Your instructions.
Your task is to print every entry below exactly as given.

** Begin Stored rows **

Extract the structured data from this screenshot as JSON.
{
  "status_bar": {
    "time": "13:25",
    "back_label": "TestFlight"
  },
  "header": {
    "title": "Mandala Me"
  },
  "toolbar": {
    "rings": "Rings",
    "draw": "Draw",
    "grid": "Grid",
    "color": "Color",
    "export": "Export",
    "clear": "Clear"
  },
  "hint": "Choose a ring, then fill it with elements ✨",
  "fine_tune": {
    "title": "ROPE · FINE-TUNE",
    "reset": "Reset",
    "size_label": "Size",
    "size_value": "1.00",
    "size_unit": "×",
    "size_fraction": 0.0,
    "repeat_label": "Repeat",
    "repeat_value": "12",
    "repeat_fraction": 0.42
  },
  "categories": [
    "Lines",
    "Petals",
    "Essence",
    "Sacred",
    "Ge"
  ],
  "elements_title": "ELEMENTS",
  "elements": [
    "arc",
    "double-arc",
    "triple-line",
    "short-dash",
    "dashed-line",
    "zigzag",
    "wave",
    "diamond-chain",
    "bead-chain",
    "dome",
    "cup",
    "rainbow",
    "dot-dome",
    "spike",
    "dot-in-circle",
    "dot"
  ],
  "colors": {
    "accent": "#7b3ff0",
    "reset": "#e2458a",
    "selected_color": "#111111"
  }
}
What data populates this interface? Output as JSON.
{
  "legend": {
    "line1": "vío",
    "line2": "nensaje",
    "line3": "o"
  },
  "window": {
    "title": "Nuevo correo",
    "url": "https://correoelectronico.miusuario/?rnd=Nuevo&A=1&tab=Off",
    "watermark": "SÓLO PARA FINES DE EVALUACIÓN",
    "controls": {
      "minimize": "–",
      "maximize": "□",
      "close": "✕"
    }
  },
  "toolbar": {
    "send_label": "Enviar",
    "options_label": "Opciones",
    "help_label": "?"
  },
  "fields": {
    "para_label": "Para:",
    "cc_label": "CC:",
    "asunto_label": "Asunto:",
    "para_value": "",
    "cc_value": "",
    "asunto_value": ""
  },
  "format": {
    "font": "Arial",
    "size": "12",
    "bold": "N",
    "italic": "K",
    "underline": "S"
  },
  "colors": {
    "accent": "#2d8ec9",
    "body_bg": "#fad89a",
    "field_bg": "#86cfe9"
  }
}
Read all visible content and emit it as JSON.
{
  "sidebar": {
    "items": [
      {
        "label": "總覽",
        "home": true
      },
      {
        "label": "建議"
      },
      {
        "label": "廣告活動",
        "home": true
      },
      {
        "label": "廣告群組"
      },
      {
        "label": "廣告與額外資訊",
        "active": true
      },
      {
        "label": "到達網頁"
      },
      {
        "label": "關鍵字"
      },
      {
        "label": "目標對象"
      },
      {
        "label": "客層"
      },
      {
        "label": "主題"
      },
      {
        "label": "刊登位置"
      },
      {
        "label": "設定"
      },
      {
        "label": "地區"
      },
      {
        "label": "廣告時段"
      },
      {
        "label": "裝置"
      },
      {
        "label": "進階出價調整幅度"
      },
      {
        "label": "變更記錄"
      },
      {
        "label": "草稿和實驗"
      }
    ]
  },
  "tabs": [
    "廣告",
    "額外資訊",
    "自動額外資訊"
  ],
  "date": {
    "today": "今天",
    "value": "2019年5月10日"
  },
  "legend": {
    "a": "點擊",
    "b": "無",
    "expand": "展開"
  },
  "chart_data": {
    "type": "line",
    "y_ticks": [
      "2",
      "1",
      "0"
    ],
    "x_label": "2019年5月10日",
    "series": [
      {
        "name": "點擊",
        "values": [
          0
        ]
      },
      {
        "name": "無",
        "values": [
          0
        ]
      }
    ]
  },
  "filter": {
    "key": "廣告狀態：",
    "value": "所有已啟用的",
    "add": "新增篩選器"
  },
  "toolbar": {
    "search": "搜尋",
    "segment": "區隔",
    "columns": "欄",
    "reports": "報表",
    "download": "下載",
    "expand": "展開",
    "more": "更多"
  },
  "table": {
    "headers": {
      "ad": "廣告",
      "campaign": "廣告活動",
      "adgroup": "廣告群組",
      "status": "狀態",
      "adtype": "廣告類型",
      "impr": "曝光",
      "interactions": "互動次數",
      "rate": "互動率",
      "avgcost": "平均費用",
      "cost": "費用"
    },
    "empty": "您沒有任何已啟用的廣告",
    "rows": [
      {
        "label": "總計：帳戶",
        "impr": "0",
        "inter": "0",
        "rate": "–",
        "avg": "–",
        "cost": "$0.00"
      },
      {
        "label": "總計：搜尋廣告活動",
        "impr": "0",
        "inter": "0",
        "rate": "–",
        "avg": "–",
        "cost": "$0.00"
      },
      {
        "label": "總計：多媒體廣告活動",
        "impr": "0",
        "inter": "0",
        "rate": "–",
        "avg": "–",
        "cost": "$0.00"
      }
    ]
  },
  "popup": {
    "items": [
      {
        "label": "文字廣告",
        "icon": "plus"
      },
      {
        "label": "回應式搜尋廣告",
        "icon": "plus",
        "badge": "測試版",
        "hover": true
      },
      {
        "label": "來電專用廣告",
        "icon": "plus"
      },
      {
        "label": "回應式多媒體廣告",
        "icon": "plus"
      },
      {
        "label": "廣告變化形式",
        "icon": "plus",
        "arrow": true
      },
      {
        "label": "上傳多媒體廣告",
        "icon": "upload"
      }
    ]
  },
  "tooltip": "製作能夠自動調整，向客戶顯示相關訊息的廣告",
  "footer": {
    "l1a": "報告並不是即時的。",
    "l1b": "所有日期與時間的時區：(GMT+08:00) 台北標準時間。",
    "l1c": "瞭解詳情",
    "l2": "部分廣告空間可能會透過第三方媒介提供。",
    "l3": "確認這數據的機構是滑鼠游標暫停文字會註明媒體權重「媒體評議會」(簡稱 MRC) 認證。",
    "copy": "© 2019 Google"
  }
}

** End Stored rows **

Output of the task.
Extract the structured data from this screenshot as JSON.
{
  "status_bar": {
    "time": "13:25",
    "back_label": "TestFlight"
  },
  "header": {
    "title": "Mandala Me"
  },
  "toolbar": {
    "rings": "Rings",
    "draw": "Draw",
    "grid": "Grid",
    "color": "Color",
    "export": "Export",
    "clear": "Clear"
  },
  "hint": "Choose a ring, then fill it with elements ✨",
  "fine_tune": {
    "title": "ROPE · FINE-TUNE",
    "reset": "Reset",
    "size_label": "Size",
    "size_value": "1.00",
    "size_unit": "×",
    "size_fraction": 0.0,
    "repeat_label": "Repeat",
    "repeat_value": "12",
    "repeat_fraction": 0.42
  },
  "categories": [
    "Lines",
    "Petals",
    "Essence",
    "Sacred",
    "Ge"
  ],
  "elements_title": "ELEMENTS",
  "elements": [
    "arc",
    "double-arc",
    "triple-line",
    "short-dash",
    "dashed-line",
    "zigzag",
    "wave",
    "diamond-chain",
    "bead-chain",
    "dome",
    "cup",
    "rainbow",
    "dot-dome",
    "spike",
    "dot-in-circle",
    "dot"
  ],
  "colors": {
    "accent": "#7b3ff0",
    "reset": "#e2458a",
    "selected_color": "#111111"
  }
}
What data populates this interface? Output as JSON.
{
  "legend": {
    "line1": "vío",
    "line2": "nensaje",
    "line3": "o"
  },
  "window": {
    "title": "Nuevo correo",
    "url": "https://correoelectronico.miusuario/?rnd=Nuevo&A=1&tab=Off",
    "watermark": "SÓLO PARA FINES DE EVALUACIÓN",
    "controls": {
      "minimize": "–",
      "maximize": "□",
      "close": "✕"
    }
  },
  "toolbar": {
    "send_label": "Enviar",
    "options_label": "Opciones",
    "help_label": "?"
  },
  "fields": {
    "para_label": "Para:",
    "cc_label": "CC:",
    "asunto_label": "Asunto:",
    "para_value": "",
    "cc_value": "",
    "asunto_value": ""
  },
  "format": {
    "font": "Arial",
    "size": "12",
    "bold": "N",
    "italic": "K",
    "underline": "S"
  },
  "colors": {
    "accent": "#2d8ec9",
    "body_bg": "#fad89a",
    "field_bg": "#86cfe9"
  }
}
Read all visible content and emit it as JSON.
{
  "sidebar": {
    "items": [
      {
        "label": "總覽",
        "home": true
      },
      {
        "label": "建議"
      },
      {
        "label": "廣告活動",
        "home": true
      },
      {
        "label": "廣告群組"
      },
      {
        "label": "廣告與額外資訊",
        "active": true
      },
      {
        "label": "到達網頁"
      },
      {
        "label": "關鍵字"
      },
      {
        "label": "目標對象"
      },
      {
        "label": "客層"
      },
      {
        "label": "主題"
      },
      {
        "label": "刊登位置"
      },
      {
        "label": "設定"
      },
      {
        "label": "地區"
      },
      {
        "label": "廣告時段"
      },
      {
        "label": "裝置"
      },
      {
        "label": "進階出價調整幅度"
      },
      {
        "label": "變更記錄"
      },
      {
        "label": "草稿和實驗"
      }
    ]
  },
  "tabs": [
    "廣告",
    "額外資訊",
    "自動額外資訊"
  ],
  "date": {
    "today": "今天",
    "value": "2019年5月10日"
  },
  "legend": {
    "a": "點擊",
    "b": "無",
    "expand": "展開"
  },
  "chart_data": {
    "type": "line",
    "y_ticks": [
      "2",
      "1",
      "0"
    ],
    "x_label": "2019年5月10日",
    "series": [
      {
        "name": "點擊",
        "values": [
          0
        ]
      },
      {
        "name": "無",
        "values": [
          0
        ]
      }
    ]
  },
  "filter": {
    "key": "廣告狀態：",
    "value": "所有已啟用的",
    "add": "新增篩選器"
  },
  "toolbar": {
    "search": "搜尋",
    "segment": "區隔",
    "columns": "欄",
    "reports": "報表",
    "download": "下載",
    "expand": "展開",
    "more": "更多"
  },
  "table": {
    "headers": {
      "ad": "廣告",
      "campaign": "廣告活動",
      "adgroup": "廣告群組",
      "status": "狀態",
      "adtype": "廣告類型",
      "impr": "曝光",
      "interactions": "互動次數",
      "rate": "互動率",
      "avgcost": "平均費用",
      "cost": "費用"
    },
    "empty": "您沒有任何已啟用的廣告",
    "rows": [
      {
        "label": "總計：帳戶",
        "impr": "0",
        "inter": "0",
        "rate": "–",
        "avg": "–",
        "cost": "$0.00"
      },
      {
        "label": "總計：搜尋廣告活動",
        "impr": "0",
        "inter": "0",
        "rate": "–",
        "avg": "–",
        "cost": "$0.00"
      },
      {
        "label": "總計：多媒體廣告活動",
        "impr": "0",
        "inter": "0",
        "rate": "–",
        "avg": "–",
        "cost": "$0.00"
      }
    ]
  },
  "popup": {
    "items": [
      {
        "label": "文字廣告",
        "icon": "plus"
      },
      {
        "label": "回應式搜尋廣告",
        "icon": "plus",
        "badge": "測試版",
        "hover": true
      },
      {
        "label": "來電專用廣告",
        "icon": "plus"
      },
      {
        "label": "回應式多媒體廣告",
        "icon": "plus"
      },
      {
        "label": "廣告變化形式",
        "icon": "plus",
        "arrow": true
      },
      {
        "label": "上傳多媒體廣告",
        "icon": "upload"
      }
    ]
  },
  "tooltip": "製作能夠自動調整，向客戶顯示相關訊息的廣告",
  "footer": {
    "l1a": "報告並不是即時的。",
    "l1b": "所有日期與時間的時區：(GMT+08:00) 台北標準時間。",
    "l1c": "瞭解詳情",
    "l2": "部分廣告空間可能會透過第三方媒介提供。",
    "l3": "確認這數據的機構是滑鼠游標暫停文字會註明媒體權重「媒體評議會」(簡稱 MRC) 認證。",
    "copy": "© 2019 Google"
  }
}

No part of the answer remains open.